§ **SET PROBLEM**: Go through the listing and copy every line word for word.

(Records that describe figures)
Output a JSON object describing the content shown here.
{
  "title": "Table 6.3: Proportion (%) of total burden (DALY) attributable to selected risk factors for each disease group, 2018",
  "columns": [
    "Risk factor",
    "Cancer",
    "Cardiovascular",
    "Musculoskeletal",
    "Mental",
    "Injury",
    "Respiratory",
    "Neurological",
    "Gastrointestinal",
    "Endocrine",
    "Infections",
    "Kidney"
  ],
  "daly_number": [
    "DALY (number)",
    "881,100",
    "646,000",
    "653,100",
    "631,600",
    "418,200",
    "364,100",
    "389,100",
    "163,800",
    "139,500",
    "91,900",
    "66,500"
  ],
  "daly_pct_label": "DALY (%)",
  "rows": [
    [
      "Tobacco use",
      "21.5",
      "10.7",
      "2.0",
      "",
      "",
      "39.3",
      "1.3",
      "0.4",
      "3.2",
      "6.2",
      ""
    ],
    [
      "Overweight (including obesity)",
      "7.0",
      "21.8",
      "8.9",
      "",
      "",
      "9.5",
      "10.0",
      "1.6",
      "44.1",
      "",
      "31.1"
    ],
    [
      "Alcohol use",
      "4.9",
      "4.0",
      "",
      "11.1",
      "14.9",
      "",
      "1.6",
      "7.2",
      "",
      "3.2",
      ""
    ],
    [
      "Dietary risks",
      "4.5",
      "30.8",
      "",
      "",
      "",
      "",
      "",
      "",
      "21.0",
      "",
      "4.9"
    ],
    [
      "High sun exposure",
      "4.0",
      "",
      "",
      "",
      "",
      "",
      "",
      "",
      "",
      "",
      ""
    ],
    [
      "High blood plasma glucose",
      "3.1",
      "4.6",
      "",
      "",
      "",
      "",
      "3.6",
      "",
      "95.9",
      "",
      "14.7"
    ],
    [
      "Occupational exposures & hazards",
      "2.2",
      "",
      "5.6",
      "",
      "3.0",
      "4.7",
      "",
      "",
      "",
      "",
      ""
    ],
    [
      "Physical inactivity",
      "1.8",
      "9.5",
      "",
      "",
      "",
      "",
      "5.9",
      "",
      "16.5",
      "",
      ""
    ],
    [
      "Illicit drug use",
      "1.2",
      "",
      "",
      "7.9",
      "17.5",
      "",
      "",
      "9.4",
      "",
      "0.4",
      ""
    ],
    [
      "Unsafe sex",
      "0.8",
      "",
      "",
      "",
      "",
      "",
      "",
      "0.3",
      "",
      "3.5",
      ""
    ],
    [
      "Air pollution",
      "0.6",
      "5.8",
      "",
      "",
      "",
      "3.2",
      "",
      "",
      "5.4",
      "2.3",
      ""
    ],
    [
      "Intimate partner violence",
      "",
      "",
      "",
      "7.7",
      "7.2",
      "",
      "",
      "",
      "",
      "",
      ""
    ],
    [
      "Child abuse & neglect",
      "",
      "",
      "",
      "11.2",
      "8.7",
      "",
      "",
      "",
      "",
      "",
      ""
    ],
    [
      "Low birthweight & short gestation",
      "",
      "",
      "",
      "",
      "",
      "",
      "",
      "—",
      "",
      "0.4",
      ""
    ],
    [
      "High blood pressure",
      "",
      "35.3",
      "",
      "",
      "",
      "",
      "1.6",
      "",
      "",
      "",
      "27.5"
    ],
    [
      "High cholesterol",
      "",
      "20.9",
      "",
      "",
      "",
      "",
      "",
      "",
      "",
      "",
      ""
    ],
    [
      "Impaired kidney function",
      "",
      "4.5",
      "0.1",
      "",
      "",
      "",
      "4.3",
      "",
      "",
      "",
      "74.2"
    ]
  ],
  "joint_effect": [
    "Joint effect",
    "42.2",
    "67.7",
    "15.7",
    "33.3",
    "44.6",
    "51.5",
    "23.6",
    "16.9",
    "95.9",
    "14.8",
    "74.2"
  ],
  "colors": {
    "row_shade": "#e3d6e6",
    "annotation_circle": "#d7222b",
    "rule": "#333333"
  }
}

§ **RESULT**:
Output a JSON object describing the content shown here.
{
  "title": "Table 6.3: Proportion (%) of total burden (DALY) attributable to selected risk factors for each disease group, 2018",
  "columns": [
    "Risk factor",
    "Cancer",
    "Cardiovascular",
    "Musculoskeletal",
    "Mental",
    "Injury",
    "Respiratory",
    "Neurological",
    "Gastrointestinal",
    "Endocrine",
    "Infections",
    "Kidney"
  ],
  "daly_number": [
    "DALY (number)",
    "881,100",
    "646,000",
    "653,100",
    "631,600",
    "418,200",
    "364,100",
    "389,100",
    "163,800",
    "139,500",
    "91,900",
    "66,500"
  ],
  "daly_pct_label": "DALY (%)",
  "rows": [
    [
      "Tobacco use",
      "21.5",
      "10.7",
      "2.0",
      "",
      "",
      "39.3",
      "1.3",
      "0.4",
      "3.2",
      "6.2",
      ""
    ],
    [
      "Overweight (including obesity)",
      "7.0",
      "21.8",
      "8.9",
      "",
      "",
      "9.5",
      "10.0",
      "1.6",
      "44.1",
      "",
      "31.1"
    ],
    [
      "Alcohol use",
      "4.9",
      "4.0",
      "",
      "11.1",
      "14.9",
      "",
      "1.6",
      "7.2",
      "",
      "3.2",
      ""
    ],
    [
      "Dietary risks",
      "4.5",
      "30.8",
      "",
      "",
      "",
      "",
      "",
      "",
      "21.0",
      "",
      "4.9"
    ],
    [
      "High sun exposure",
      "4.0",
      "",
      "",
      "",
      "",
      "",
      "",
      "",
      "",
      "",
      ""
    ],
    [
      "High blood plasma glucose",
      "3.1",
      "4.6",
      "",
      "",
      "",
      "",
      "3.6",
      "",
      "95.9",
      "",
      "14.7"
    ],
    [
      "Occupational exposures & hazards",
      "2.2",
      "",
      "5.6",
      "",
      "3.0",
      "4.7",
      "",
      "",
      "",
      "",
      ""
    ],
    [
      "Physical inactivity",
      "1.8",
      "9.5",
      "",
      "",
      "",
      "",
      "5.9",
      "",
      "16.5",
      "",
      ""
    ],
    [
      "Illicit drug use",
      "1.2",
      "",
      "",
      "7.9",
      "17.5",
      "",
      "",
      "9.4",
      "",
      "0.4",
      ""
    ],
    [
      "Unsafe sex",
      "0.8",
      "",
      "",
      "",
      "",
      "",
      "",
      "0.3",
      "",
      "3.5",
      ""
    ],
    [
      "Air pollution",
      "0.6",
      "5.8",
      "",
      "",
      "",
      "3.2",
      "",
      "",
      "5.4",
      "2.3",
      ""
    ],
    [
      "Intimate partner violence",
      "",
      "",
      "",
      "7.7",
      "7.2",
      "",
      "",
      "",
      "",
      "",
      ""
    ],
    [
      "Child abuse & neglect",
      "",
      "",
      "",
      "11.2",
      "8.7",
      "",
      "",
      "",
      "",
      "",
      ""
    ],
    [
      "Low birthweight & short gestation",
      "",
      "",
      "",
      "",
      "",
      "",
      "",
      "—",
      "",
      "0.4",
      ""
    ],
    [
      "High blood pressure",
      "",
      "35.3",
      "",
      "",
      "",
      "",
      "1.6",
      "",
      "",
      "",
      "27.5"
    ],
    [
      "High cholesterol",
      "",
      "20.9",
      "",
      "",
      "",
      "",
      "",
      "",
      "",
      "",
      ""
    ],
    [
      "Impaired kidney function",
      "",
      "4.5",
      "0.1",
      "",
      "",
      "",
      "4.3",
      "",
      "",
      "",
      "74.2"
    ]
  ],
  "joint_effect": [
    "Joint effect",
    "42.2",
    "67.7",
    "15.7",
    "33.3",
    "44.6",
    "51.5",
    "23.6",
    "16.9",
    "95.9",
    "14.8",
    "74.2"
  ],
  "colors": {
    "row_shade": "#e3d6e6",
    "annotation_circle": "#d7222b",
    "rule": "#333333"
  }
}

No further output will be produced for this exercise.